#### To do
Are you able to quote each entry exactly as written?

#### Provided data
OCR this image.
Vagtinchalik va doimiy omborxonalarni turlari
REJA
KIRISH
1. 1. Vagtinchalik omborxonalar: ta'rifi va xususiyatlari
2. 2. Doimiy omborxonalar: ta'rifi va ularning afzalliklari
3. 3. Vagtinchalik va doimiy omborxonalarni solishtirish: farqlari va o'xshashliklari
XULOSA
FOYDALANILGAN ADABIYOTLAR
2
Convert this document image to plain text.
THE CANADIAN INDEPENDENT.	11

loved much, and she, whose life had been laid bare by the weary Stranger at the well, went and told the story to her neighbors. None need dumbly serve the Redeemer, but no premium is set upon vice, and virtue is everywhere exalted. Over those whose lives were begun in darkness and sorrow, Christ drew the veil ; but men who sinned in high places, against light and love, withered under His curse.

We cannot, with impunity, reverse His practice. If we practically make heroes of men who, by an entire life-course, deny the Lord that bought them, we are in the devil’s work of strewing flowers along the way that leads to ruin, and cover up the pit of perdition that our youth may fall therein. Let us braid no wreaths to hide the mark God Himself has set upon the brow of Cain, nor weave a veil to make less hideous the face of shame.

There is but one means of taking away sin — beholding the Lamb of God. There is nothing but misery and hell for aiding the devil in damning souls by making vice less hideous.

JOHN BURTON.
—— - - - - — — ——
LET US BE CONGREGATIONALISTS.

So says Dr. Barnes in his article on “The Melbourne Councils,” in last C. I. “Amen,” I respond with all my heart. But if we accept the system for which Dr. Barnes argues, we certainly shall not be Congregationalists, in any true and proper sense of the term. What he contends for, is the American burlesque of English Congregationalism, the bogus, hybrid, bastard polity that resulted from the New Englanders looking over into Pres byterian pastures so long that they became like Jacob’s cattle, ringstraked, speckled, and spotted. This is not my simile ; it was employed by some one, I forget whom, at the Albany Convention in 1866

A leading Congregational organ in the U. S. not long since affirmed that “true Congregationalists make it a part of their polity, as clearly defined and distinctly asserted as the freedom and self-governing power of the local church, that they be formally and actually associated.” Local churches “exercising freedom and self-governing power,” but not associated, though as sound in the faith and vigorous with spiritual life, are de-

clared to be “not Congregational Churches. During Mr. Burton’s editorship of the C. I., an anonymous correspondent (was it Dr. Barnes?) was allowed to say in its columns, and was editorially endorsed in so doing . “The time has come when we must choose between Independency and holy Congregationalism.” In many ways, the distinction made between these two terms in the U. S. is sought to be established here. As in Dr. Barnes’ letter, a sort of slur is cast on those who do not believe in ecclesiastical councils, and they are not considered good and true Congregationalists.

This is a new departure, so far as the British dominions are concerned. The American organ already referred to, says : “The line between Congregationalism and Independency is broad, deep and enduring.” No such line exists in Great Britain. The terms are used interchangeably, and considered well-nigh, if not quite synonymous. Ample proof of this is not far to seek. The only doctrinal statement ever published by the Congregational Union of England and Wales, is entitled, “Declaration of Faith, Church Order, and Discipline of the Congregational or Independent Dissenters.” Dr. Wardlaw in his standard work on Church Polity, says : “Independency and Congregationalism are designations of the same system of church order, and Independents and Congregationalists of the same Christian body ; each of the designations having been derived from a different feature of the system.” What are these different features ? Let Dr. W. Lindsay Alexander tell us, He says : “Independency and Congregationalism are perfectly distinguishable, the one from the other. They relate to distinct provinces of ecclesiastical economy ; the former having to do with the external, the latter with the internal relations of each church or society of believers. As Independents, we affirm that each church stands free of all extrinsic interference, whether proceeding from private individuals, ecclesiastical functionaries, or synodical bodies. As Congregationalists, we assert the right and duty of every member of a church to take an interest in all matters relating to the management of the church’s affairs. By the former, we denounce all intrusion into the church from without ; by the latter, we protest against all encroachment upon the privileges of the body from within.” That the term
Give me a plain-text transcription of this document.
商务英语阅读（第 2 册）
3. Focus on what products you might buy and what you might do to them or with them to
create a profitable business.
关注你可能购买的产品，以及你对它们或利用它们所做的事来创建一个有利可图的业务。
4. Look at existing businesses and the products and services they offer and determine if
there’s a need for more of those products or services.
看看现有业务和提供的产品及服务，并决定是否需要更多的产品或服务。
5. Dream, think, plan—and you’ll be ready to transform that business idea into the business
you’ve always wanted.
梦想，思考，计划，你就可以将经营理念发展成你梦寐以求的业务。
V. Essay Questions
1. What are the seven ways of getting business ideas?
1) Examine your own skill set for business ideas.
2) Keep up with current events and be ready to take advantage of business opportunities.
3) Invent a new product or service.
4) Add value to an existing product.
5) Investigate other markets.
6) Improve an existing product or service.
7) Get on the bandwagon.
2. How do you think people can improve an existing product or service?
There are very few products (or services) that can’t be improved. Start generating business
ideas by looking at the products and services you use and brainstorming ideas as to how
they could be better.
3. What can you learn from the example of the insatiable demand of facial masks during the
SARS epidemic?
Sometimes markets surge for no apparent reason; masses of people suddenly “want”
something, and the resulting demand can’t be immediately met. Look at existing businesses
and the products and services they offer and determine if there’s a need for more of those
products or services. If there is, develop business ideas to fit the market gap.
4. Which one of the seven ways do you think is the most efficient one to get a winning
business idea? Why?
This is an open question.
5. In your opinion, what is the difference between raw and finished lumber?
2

#### Complete output
OCR this image.
Vagtinchalik va doimiy omborxonalarni turlari
REJA
KIRISH
1. 1. Vagtinchalik omborxonalar: ta'rifi va xususiyatlari
2. 2. Doimiy omborxonalar: ta'rifi va ularning afzalliklari
3. 3. Vagtinchalik va doimiy omborxonalarni solishtirish: farqlari va o'xshashliklari
XULOSA
FOYDALANILGAN ADABIYOTLAR
2
Convert this document image to plain text.
THE CANADIAN INDEPENDENT.	11

loved much, and she, whose life had been laid bare by the weary Stranger at the well, went and told the story to her neighbors. None need dumbly serve the Redeemer, but no premium is set upon vice, and virtue is everywhere exalted. Over those whose lives were begun in darkness and sorrow, Christ drew the veil ; but men who sinned in high places, against light and love, withered under His curse.

We cannot, with impunity, reverse His practice. If we practically make heroes of men who, by an entire life-course, deny the Lord that bought them, we are in the devil’s work of strewing flowers along the way that leads to ruin, and cover up the pit of perdition that our youth may fall therein. Let us braid no wreaths to hide the mark God Himself has set upon the brow of Cain, nor weave a veil to make less hideous the face of shame.

There is but one means of taking away sin — beholding the Lamb of God. There is nothing but misery and hell for aiding the devil in damning souls by making vice less hideous.

JOHN BURTON.
—— - - - - — — ——
LET US BE CONGREGATIONALISTS.

So says Dr. Barnes in his article on “The Melbourne Councils,” in last C. I. “Amen,” I respond with all my heart. But if we accept the system for which Dr. Barnes argues, we certainly shall not be Congregationalists, in any true and proper sense of the term. What he contends for, is the American burlesque of English Congregationalism, the bogus, hybrid, bastard polity that resulted from the New Englanders looking over into Pres byterian pastures so long that they became like Jacob’s cattle, ringstraked, speckled, and spotted. This is not my simile ; it was employed by some one, I forget whom, at the Albany Convention in 1866

A leading Congregational organ in the U. S. not long since affirmed that “true Congregationalists make it a part of their polity, as clearly defined and distinctly asserted as the freedom and self-governing power of the local church, that they be formally and actually associated.” Local churches “exercising freedom and self-governing power,” but not associated, though as sound in the faith and vigorous with spiritual life, are de-

clared to be “not Congregational Churches. During Mr. Burton’s editorship of the C. I., an anonymous correspondent (was it Dr. Barnes?) was allowed to say in its columns, and was editorially endorsed in so doing . “The time has come when we must choose between Independency and holy Congregationalism.” In many ways, the distinction made between these two terms in the U. S. is sought to be established here. As in Dr. Barnes’ letter, a sort of slur is cast on those who do not believe in ecclesiastical councils, and they are not considered good and true Congregationalists.

This is a new departure, so far as the British dominions are concerned. The American organ already referred to, says : “The line between Congregationalism and Independency is broad, deep and enduring.” No such line exists in Great Britain. The terms are used interchangeably, and considered well-nigh, if not quite synonymous. Ample proof of this is not far to seek. The only doctrinal statement ever published by the Congregational Union of England and Wales, is entitled, “Declaration of Faith, Church Order, and Discipline of the Congregational or Independent Dissenters.” Dr. Wardlaw in his standard work on Church Polity, says : “Independency and Congregationalism are designations of the same system of church order, and Independents and Congregationalists of the same Christian body ; each of the designations having been derived from a different feature of the system.” What are these different features ? Let Dr. W. Lindsay Alexander tell us, He says : “Independency and Congregationalism are perfectly distinguishable, the one from the other. They relate to distinct provinces of ecclesiastical economy ; the former having to do with the external, the latter with the internal relations of each church or society of believers. As Independents, we affirm that each church stands free of all extrinsic interference, whether proceeding from private individuals, ecclesiastical functionaries, or synodical bodies. As Congregationalists, we assert the right and duty of every member of a church to take an interest in all matters relating to the management of the church’s affairs. By the former, we denounce all intrusion into the church from without ; by the latter, we protest against all encroachment upon the privileges of the body from within.” That the term
Give me a plain-text transcription of this document.
商务英语阅读（第 2 册）
3. Focus on what products you might buy and what you might do to them or with them to
create a profitable business.
关注你可能购买的产品，以及你对它们或利用它们所做的事来创建一个有利可图的业务。
4. Look at existing businesses and the products and services they offer and determine if
there’s a need for more of those products or services.
看看现有业务和提供的产品及服务，并决定是否需要更多的产品或服务。
5. Dream, think, plan—and you’ll be ready to transform that business idea into the business
you’ve always wanted.
梦想，思考，计划，你就可以将经营理念发展成你梦寐以求的业务。
V. Essay Questions
1. What are the seven ways of getting business ideas?
1) Examine your own skill set for business ideas.
2) Keep up with current events and be ready to take advantage of business opportunities.
3) Invent a new product or service.
4) Add value to an existing product.
5) Investigate other markets.
6) Improve an existing product or service.
7) Get on the bandwagon.
2. How do you think people can improve an existing product or service?
There are very few products (or services) that can’t be improved. Start generating business
ideas by looking at the products and services you use and brainstorming ideas as to how
they could be better.
3. What can you learn from the example of the insatiable demand of facial masks during the
SARS epidemic?
Sometimes markets surge for no apparent reason; masses of people suddenly “want”
something, and the resulting demand can’t be immediately met. Look at existing businesses
and the products and services they offer and determine if there’s a need for more of those
products or services. If there is, develop business ideas to fit the market gap.
4. Which one of the seven ways do you think is the most efficient one to get a winning
business idea? Why?
This is an open question.
5. In your opinion, what is the difference between raw and finished lumber?
2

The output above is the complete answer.